Task: Leave out every picture, then transcribe the rest of the listing exactly.

Listing:
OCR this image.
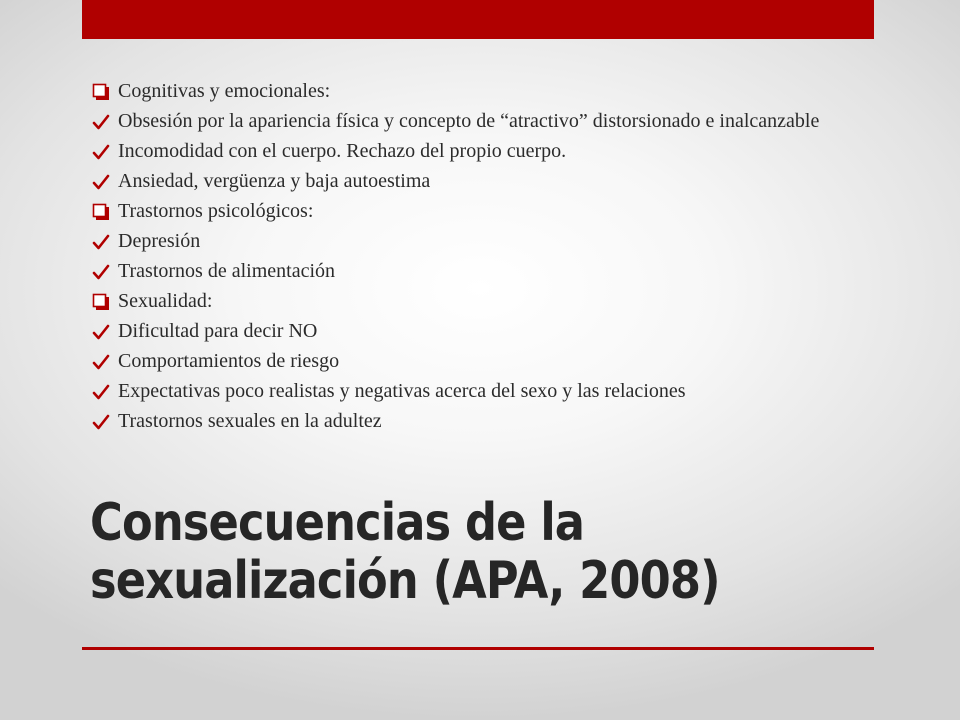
Cognitivas y emocionales:
Obsesión por la apariencia física y concepto de “atractivo” distorsionado e inalcanzable
Incomodidad con el cuerpo. Rechazo del propio cuerpo.
Ansiedad, vergüenza y baja autoestima
Trastornos psicológicos:
Depresión
Trastornos de alimentación
Sexualidad:
Dificultad para decir NO
Comportamientos de riesgo
Expectativas poco realistas y negativas acerca del sexo y las relaciones
Trastornos sexuales en la adultez
Consecuencias de la
sexualización (APA, 2008)
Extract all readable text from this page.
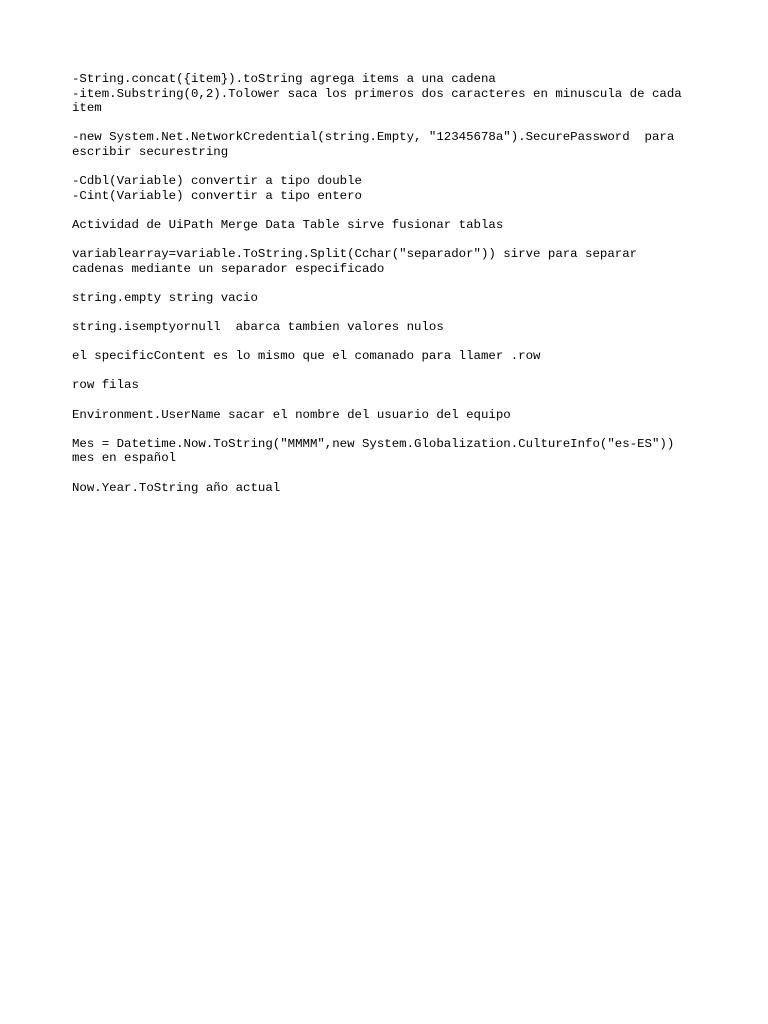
-String.concat({item}).toString agrega items a una cadena
-item.Substring(0,2).Tolower saca los primeros dos caracteres en minuscula de cada
item

-new System.Net.NetworkCredential(string.Empty, "12345678a").SecurePassword  para
escribir securestring

-Cdbl(Variable) convertir a tipo double
-Cint(Variable) convertir a tipo entero

Actividad de UiPath Merge Data Table sirve fusionar tablas

variablearray=variable.ToString.Split(Cchar("separador")) sirve para separar
cadenas mediante un separador especificado

string.empty string vacio

string.isemptyornull  abarca tambien valores nulos

el specificContent es lo mismo que el comanado para llamer .row

row filas

Environment.UserName sacar el nombre del usuario del equipo

Mes = Datetime.Now.ToString("MMMM",new System.Globalization.CultureInfo("es-ES"))
mes en español

Now.Year.ToString año actual
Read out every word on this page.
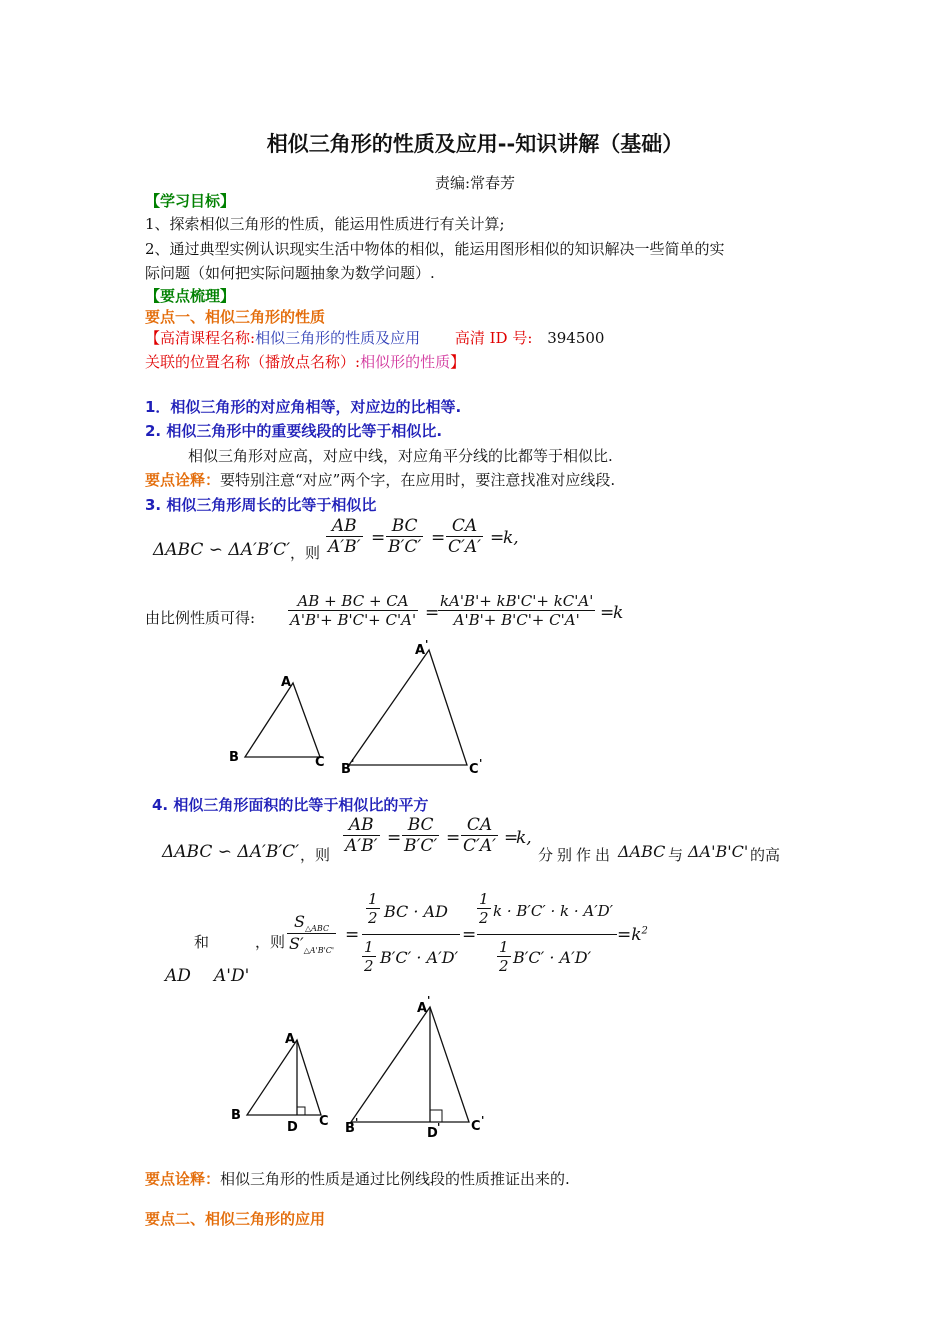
相似三角形的性质及应用--知识讲解（基础）
责编:常春芳
【学习目标】
1、探索相似三角形的性质，能运用性质进行有关计算;
2、通过典型实例认识现实生活中物体的相似，能运用图形相似的知识解决一些简单的实
际问题（如何把实际问题抽象为数学问题）.
【要点梳理】
要点一、相似三角形的性质
【高清课程名称:相似三角形的性质及应用 高清 ID 号: 394500
关联的位置名称（播放点名称）:相似形的性质】
1．相似三角形的对应角相等，对应边的比相等.
2. 相似三角形中的重要线段的比等于相似比.
相似三角形对应高，对应中线，对应角平分线的比都等于相似比.
要点诠释：要特别注意“对应”两个字，在应用时，要注意找准对应线段.
3. 相似三角形周长的比等于相似比
ΔABC ∽ ΔA′B′C′ ，则 $\frac{AB}{A'B'} = \frac{BC}{B'C'} = \frac{CA}{C'A'}$ =
k,
由比例性质可得: $\frac{AB + BC + CA}{A'B'+ B'C'+ C'A'}$ =
$\frac{kA'B'+ kB'C'+ kC'A'}{A'B'+ B'C'+ C'A'}$ =
k
A
B	C
A '
B '	C '
4. 相似三角形面积的比等于相似比的平方
ΔABC ∽ ΔA′B′C′ ，则 $\frac{AB}{A'B'} = \frac{BC}{B'C'} = \frac{CA}{C'A'}$ =
k,
分别作出 ΔABC 与 ΔA'B'C' 的高
和	，则
AD A'D'
$S_{\triangle ABC}$
$S'_{\triangle A'B'C'}$
=
$\frac{1}{2}$ BC · AD
$\frac{1}{2} B'C' \cdot A'D'$
=
$\frac{1}{2}$ k · B′C′ · k · A′D′
$\frac{1}{2} B'C' \cdot A'D'$
$=k^2$
A
B
D C
A
'
B '
D ' C '
要点诠释：相似三角形的性质是通过比例线段的性质推证出来的.
要点二、相似三角形的应用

Response to this exercise:
OCR this image.
Cognitivas y emocionales:
Obsesión por la apariencia física y concepto de “atractivo” distorsionado e inalcanzable
Incomodidad con el cuerpo. Rechazo del propio cuerpo.
Ansiedad, vergüenza y baja autoestima
Trastornos psicológicos:
Depresión
Trastornos de alimentación
Sexualidad:
Dificultad para decir NO
Comportamientos de riesgo
Expectativas poco realistas y negativas acerca del sexo y las relaciones
Trastornos sexuales en la adultez
Consecuencias de la
sexualización (APA, 2008)
Extract all readable text from this page.
-String.concat({item}).toString agrega items a una cadena
-item.Substring(0,2).Tolower saca los primeros dos caracteres en minuscula de cada
item

-new System.Net.NetworkCredential(string.Empty, "12345678a").SecurePassword  para
escribir securestring

-Cdbl(Variable) convertir a tipo double
-Cint(Variable) convertir a tipo entero

Actividad de UiPath Merge Data Table sirve fusionar tablas

variablearray=variable.ToString.Split(Cchar("separador")) sirve para separar
cadenas mediante un separador especificado

string.empty string vacio

string.isemptyornull  abarca tambien valores nulos

el specificContent es lo mismo que el comanado para llamer .row

row filas

Environment.UserName sacar el nombre del usuario del equipo

Mes = Datetime.Now.ToString("MMMM",new System.Globalization.CultureInfo("es-ES"))
mes en español

Now.Year.ToString año actual
Read out every word on this page.
相似三角形的性质及应用--知识讲解（基础）
责编:常春芳
【学习目标】
1、探索相似三角形的性质，能运用性质进行有关计算;
2、通过典型实例认识现实生活中物体的相似，能运用图形相似的知识解决一些简单的实
际问题（如何把实际问题抽象为数学问题）.
【要点梳理】
要点一、相似三角形的性质
【高清课程名称:相似三角形的性质及应用 高清 ID 号: 394500
关联的位置名称（播放点名称）:相似形的性质】
1．相似三角形的对应角相等，对应边的比相等.
2. 相似三角形中的重要线段的比等于相似比.
相似三角形对应高，对应中线，对应角平分线的比都等于相似比.
要点诠释：要特别注意“对应”两个字，在应用时，要注意找准对应线段.
3. 相似三角形周长的比等于相似比
ΔABC ∽ ΔA′B′C′ ，则 $\frac{AB}{A'B'} = \frac{BC}{B'C'} = \frac{CA}{C'A'}$ =
k,
由比例性质可得: $\frac{AB + BC + CA}{A'B'+ B'C'+ C'A'}$ =
$\frac{kA'B'+ kB'C'+ kC'A'}{A'B'+ B'C'+ C'A'}$ =
k
A
B	C
A '
B '	C '
4. 相似三角形面积的比等于相似比的平方
ΔABC ∽ ΔA′B′C′ ，则 $\frac{AB}{A'B'} = \frac{BC}{B'C'} = \frac{CA}{C'A'}$ =
k,
分别作出 ΔABC 与 ΔA'B'C' 的高
和	，则
AD A'D'
$S_{\triangle ABC}$
$S'_{\triangle A'B'C'}$
=
$\frac{1}{2}$ BC · AD
$\frac{1}{2} B'C' \cdot A'D'$
=
$\frac{1}{2}$ k · B′C′ · k · A′D′
$\frac{1}{2} B'C' \cdot A'D'$
$=k^2$
A
B
D C
A
'
B '
D ' C '
要点诠释：相似三角形的性质是通过比例线段的性质推证出来的.
要点二、相似三角形的应用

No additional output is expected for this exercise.